Repeat every line of the listing below exactly, minus the pictures.

───── RAW RECORDS ─────

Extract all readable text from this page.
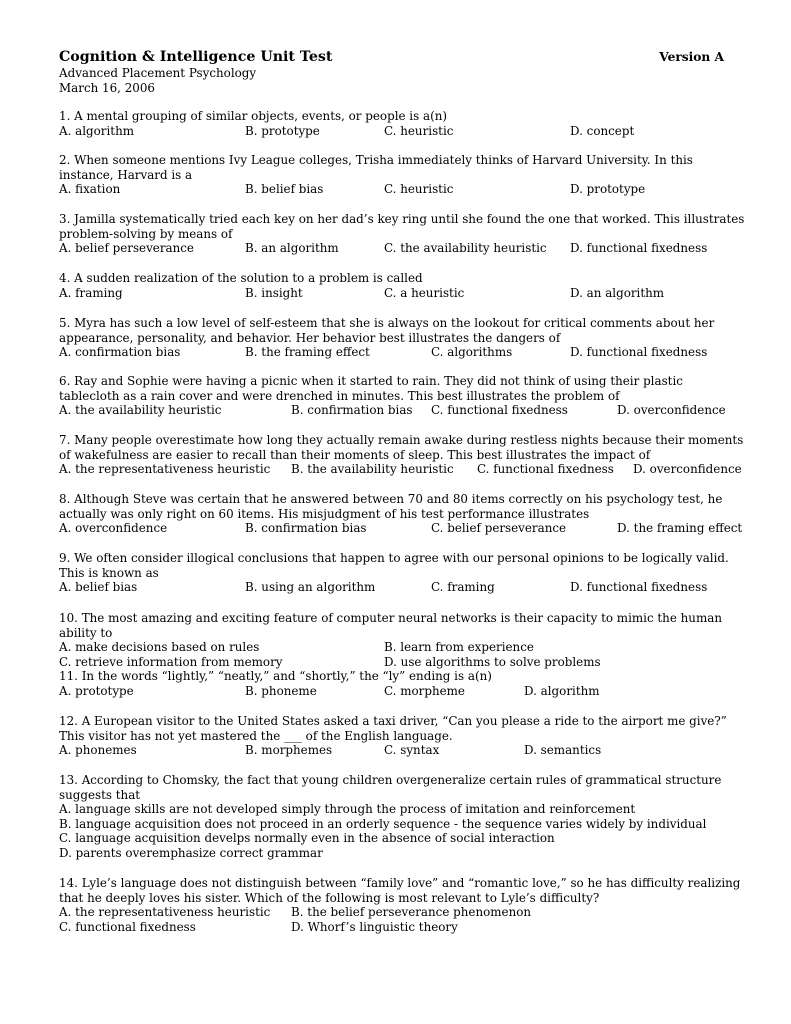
Cognition & Intelligence Unit Test	Version A
Advanced Placement Psychology
March 16, 2006
1. A mental grouping of similar objects, events, or people is a(n)
A. algorithm	B. prototype	C. heuristic	D. concept
2. When someone mentions Ivy League colleges, Trisha immediately thinks of Harvard University. In this instance, Harvard is a
A. fixation	B. belief bias	C. heuristic	D. prototype
3. Jamilla systematically tried each key on her dad’s key ring until she found the one that worked. This illustrates problem-solving by means of
A. belief perseverance	B. an algorithm	C. the availability heuristic D. functional fixedness
4. A sudden realization of the solution to a problem is called
A. framing	B. insight	C. a heuristic	D. an algorithm
5. Myra has such a low level of self-esteem that she is always on the lookout for critical comments about her appearance, personality, and behavior. Her behavior best illustrates the dangers of
A. confirmation bias	B. the framing effect	C. algorithms	D. functional fixedness
6. Ray and Sophie were having a picnic when it started to rain. They did not think of using their plastic tablecloth as a rain cover and were drenched in minutes. This best illustrates the problem of
A. the availability heuristic	B. confirmation bias C. functional fixedness	D. overconfidence
7. Many people overestimate how long they actually remain awake during restless nights because their moments of wakefulness are easier to recall than their moments of sleep. This best illustrates the impact of
A. the representativeness heuristic B. the availability heuristic C. functional fixedness D. overconfidence
8. Although Steve was certain that he answered between 70 and 80 items correctly on his psychology test, he actually was only right on 60 items. His misjudgment of his test performance illustrates
A. overconfidence	B. confirmation bias	C. belief perseverance	D. the framing effect
9. We often consider illogical conclusions that happen to agree with our personal opinions to be logically valid. This is known as
A. belief bias	B. using an algorithm	C. framing	D. functional fixedness
10. The most amazing and exciting feature of computer neural networks is their capacity to mimic the human ability to
A. make decisions based on rules	B. learn from experience
C. retrieve information from memory	D. use algorithms to solve problems
11. In the words “lightly,” “neatly,” and “shortly,” the “ly” ending is a(n)
A. prototype	B. phoneme	C. morpheme	D. algorithm
12. A European visitor to the United States asked a taxi driver, “Can you please a ride to the airport me give?” This visitor has not yet mastered the ___ of the English language.
A. phonemes	B. morphemes	C. syntax	D. semantics
13. According to Chomsky, the fact that young children overgeneralize certain rules of grammatical structure suggests that
A. language skills are not developed simply through the process of imitation and reinforcement
B. language acquisition does not proceed in an orderly sequence - the sequence varies widely by individual
C. language acquisition develps normally even in the absence of social interaction
D. parents overemphasize correct grammar
14. Lyle’s language does not distinguish between “family love” and “romantic love,” so he has difficulty realizing that he deeply loves his sister. Which of the following is most relevant to Lyle’s difficulty?
A. the representativeness heuristic B. the belief perseverance phenomenon
C. functional fixedness	D. Whorf’s linguistic theory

─────

◆ WRITTEN SOLUTION:
Extract all readable text from this page.
Cognition & Intelligence Unit Test	Version A
Advanced Placement Psychology
March 16, 2006
1. A mental grouping of similar objects, events, or people is a(n)
A. algorithm	B. prototype	C. heuristic	D. concept
2. When someone mentions Ivy League colleges, Trisha immediately thinks of Harvard University. In this instance, Harvard is a
A. fixation	B. belief bias	C. heuristic	D. prototype
3. Jamilla systematically tried each key on her dad’s key ring until she found the one that worked. This illustrates problem-solving by means of
A. belief perseverance	B. an algorithm	C. the availability heuristic D. functional fixedness
4. A sudden realization of the solution to a problem is called
A. framing	B. insight	C. a heuristic	D. an algorithm
5. Myra has such a low level of self-esteem that she is always on the lookout for critical comments about her appearance, personality, and behavior. Her behavior best illustrates the dangers of
A. confirmation bias	B. the framing effect	C. algorithms	D. functional fixedness
6. Ray and Sophie were having a picnic when it started to rain. They did not think of using their plastic tablecloth as a rain cover and were drenched in minutes. This best illustrates the problem of
A. the availability heuristic	B. confirmation bias C. functional fixedness	D. overconfidence
7. Many people overestimate how long they actually remain awake during restless nights because their moments of wakefulness are easier to recall than their moments of sleep. This best illustrates the impact of
A. the representativeness heuristic B. the availability heuristic C. functional fixedness D. overconfidence
8. Although Steve was certain that he answered between 70 and 80 items correctly on his psychology test, he actually was only right on 60 items. His misjudgment of his test performance illustrates
A. overconfidence	B. confirmation bias	C. belief perseverance	D. the framing effect
9. We often consider illogical conclusions that happen to agree with our personal opinions to be logically valid. This is known as
A. belief bias	B. using an algorithm	C. framing	D. functional fixedness
10. The most amazing and exciting feature of computer neural networks is their capacity to mimic the human ability to
A. make decisions based on rules	B. learn from experience
C. retrieve information from memory	D. use algorithms to solve problems
11. In the words “lightly,” “neatly,” and “shortly,” the “ly” ending is a(n)
A. prototype	B. phoneme	C. morpheme	D. algorithm
12. A European visitor to the United States asked a taxi driver, “Can you please a ride to the airport me give?” This visitor has not yet mastered the ___ of the English language.
A. phonemes	B. morphemes	C. syntax	D. semantics
13. According to Chomsky, the fact that young children overgeneralize certain rules of grammatical structure suggests that
A. language skills are not developed simply through the process of imitation and reinforcement
B. language acquisition does not proceed in an orderly sequence - the sequence varies widely by individual
C. language acquisition develps normally even in the absence of social interaction
D. parents overemphasize correct grammar
14. Lyle’s language does not distinguish between “family love” and “romantic love,” so he has difficulty realizing that he deeply loves his sister. Which of the following is most relevant to Lyle’s difficulty?
A. the representativeness heuristic B. the belief perseverance phenomenon
C. functional fixedness	D. Whorf’s linguistic theory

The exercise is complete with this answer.